Exercise ->
Pick out every line in the data below that holds "screenshot".

Data to use ->
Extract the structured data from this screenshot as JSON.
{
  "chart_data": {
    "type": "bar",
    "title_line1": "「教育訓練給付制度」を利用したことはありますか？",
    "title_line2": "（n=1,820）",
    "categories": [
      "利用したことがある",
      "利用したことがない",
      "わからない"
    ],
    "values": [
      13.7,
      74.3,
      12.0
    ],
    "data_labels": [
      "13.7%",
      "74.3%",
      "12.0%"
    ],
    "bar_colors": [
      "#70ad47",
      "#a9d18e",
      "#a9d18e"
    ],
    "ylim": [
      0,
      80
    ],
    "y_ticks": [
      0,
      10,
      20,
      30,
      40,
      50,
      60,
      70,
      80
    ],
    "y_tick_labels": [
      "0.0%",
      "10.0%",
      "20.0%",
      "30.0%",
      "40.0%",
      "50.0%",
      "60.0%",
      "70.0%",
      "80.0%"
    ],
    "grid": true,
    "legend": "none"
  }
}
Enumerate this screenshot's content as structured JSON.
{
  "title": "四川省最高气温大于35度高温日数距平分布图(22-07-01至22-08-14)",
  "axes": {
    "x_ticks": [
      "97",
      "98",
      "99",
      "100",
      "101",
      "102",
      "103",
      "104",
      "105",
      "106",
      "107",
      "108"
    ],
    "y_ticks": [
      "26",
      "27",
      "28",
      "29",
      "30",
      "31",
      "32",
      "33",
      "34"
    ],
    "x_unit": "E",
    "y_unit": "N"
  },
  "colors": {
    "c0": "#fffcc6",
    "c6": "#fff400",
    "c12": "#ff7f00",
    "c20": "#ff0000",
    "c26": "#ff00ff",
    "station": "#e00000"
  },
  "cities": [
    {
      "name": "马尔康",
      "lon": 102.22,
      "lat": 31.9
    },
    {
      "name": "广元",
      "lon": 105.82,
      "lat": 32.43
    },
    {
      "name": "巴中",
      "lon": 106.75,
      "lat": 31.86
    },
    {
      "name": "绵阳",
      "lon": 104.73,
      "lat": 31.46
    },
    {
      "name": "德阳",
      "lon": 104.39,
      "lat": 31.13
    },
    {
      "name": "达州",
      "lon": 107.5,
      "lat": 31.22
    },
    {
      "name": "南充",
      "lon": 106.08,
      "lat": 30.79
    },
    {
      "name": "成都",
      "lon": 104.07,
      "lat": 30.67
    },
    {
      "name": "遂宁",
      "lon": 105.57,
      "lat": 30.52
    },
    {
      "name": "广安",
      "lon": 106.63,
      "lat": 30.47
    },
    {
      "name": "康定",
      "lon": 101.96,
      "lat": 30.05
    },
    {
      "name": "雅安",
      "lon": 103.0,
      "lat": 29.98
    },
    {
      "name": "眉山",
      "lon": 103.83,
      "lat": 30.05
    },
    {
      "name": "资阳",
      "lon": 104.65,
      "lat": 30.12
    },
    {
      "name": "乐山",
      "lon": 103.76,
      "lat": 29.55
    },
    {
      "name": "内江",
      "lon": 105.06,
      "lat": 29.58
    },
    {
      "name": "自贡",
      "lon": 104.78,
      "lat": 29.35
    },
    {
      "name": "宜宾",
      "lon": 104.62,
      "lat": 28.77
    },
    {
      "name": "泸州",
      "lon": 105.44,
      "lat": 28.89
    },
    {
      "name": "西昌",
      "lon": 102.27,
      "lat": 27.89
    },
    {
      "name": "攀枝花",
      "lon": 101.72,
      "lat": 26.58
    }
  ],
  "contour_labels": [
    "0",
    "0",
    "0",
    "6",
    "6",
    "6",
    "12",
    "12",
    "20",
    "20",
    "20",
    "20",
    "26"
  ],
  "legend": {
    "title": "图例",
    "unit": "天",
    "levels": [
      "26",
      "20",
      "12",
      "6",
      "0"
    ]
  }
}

Finished answer ->
Extract the structured data from this screenshot as JSON.
Enumerate this screenshot's content as structured JSON.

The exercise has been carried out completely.